■ **Set task**: From the listing below, extract each line containing the string "pense".

■ **Material provided**:
■ ■ ■

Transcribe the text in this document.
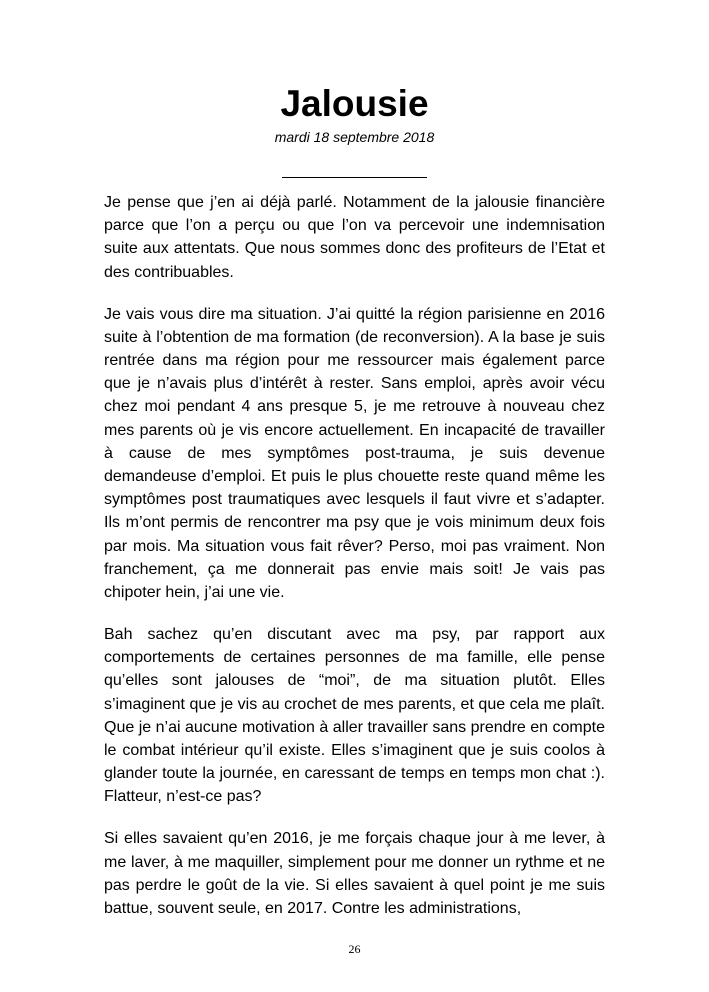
Jalousie
mardi 18 septembre 2018

Je pense que j’en ai déjà parlé. Notamment de la jalousie financière parce que l’on a perçu ou que l’on va percevoir une indemnisation suite aux attentats. Que nous sommes donc des profiteurs de l’Etat et des contribuables.

Je vais vous dire ma situation. J’ai quitté la région parisienne en 2016 suite à l’obtention de ma formation (de reconversion). A la base je suis rentrée dans ma région pour me ressourcer mais également parce que je n’avais plus d’intérêt à rester. Sans emploi, après avoir vécu chez moi pendant 4 ans presque 5, je me retrouve à nouveau chez mes parents où je vis encore actuellement. En incapacité de travailler à cause de mes symptômes post-trauma, je suis devenue demandeuse d’emploi. Et puis le plus chouette reste quand même les symptômes post traumatiques avec lesquels il faut vivre et s’adapter. Ils m’ont permis de rencontrer ma psy que je vois minimum deux fois par mois. Ma situation vous fait rêver? Perso, moi pas vraiment. Non franchement, ça me donnerait pas envie mais soit! Je vais pas chipoter hein, j’ai une vie.

Bah sachez qu’en discutant avec ma psy, par rapport aux comportements de certaines personnes de ma famille, elle pense qu’elles sont jalouses de “moi”, de ma situation plutôt. Elles s’imaginent que je vis au crochet de mes parents, et que cela me plaît. Que je n’ai aucune motivation à aller travailler sans prendre en compte le combat intérieur qu’il existe. Elles s’imaginent que je suis coolos à glander toute la journée, en caressant de temps en temps mon chat :). Flatteur, n’est-ce pas?

Si elles savaient qu’en 2016, je me forçais chaque jour à me lever, à me laver, à me maquiller, simplement pour me donner un rythme et ne pas perdre le goût de la vie. Si elles savaient à quel point je me suis battue, souvent seule, en 2017. Contre les administrations,

26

■ ■ ■

■ **Solution for this problem**:
Je pense que j’en ai déjà parlé. Notamment de la jalousie financière parce que l’on a perçu ou que l’on va percevoir une indemnisation suite aux attentats. Que nous sommes donc des profiteurs de l’Etat et des contribuables.
Bah sachez qu’en discutant avec ma psy, par rapport aux comportements de certaines personnes de ma famille, elle pense qu’elles sont jalouses de “moi”, de ma situation plutôt. Elles s’imaginent que je vis au crochet de mes parents, et que cela me plaît. Que je n’ai aucune motivation à aller travailler sans prendre en compte le combat intérieur qu’il existe. Elles s’imaginent que je suis coolos à glander toute la journée, en caressant de temps en temps mon chat :). Flatteur, n’est-ce pas?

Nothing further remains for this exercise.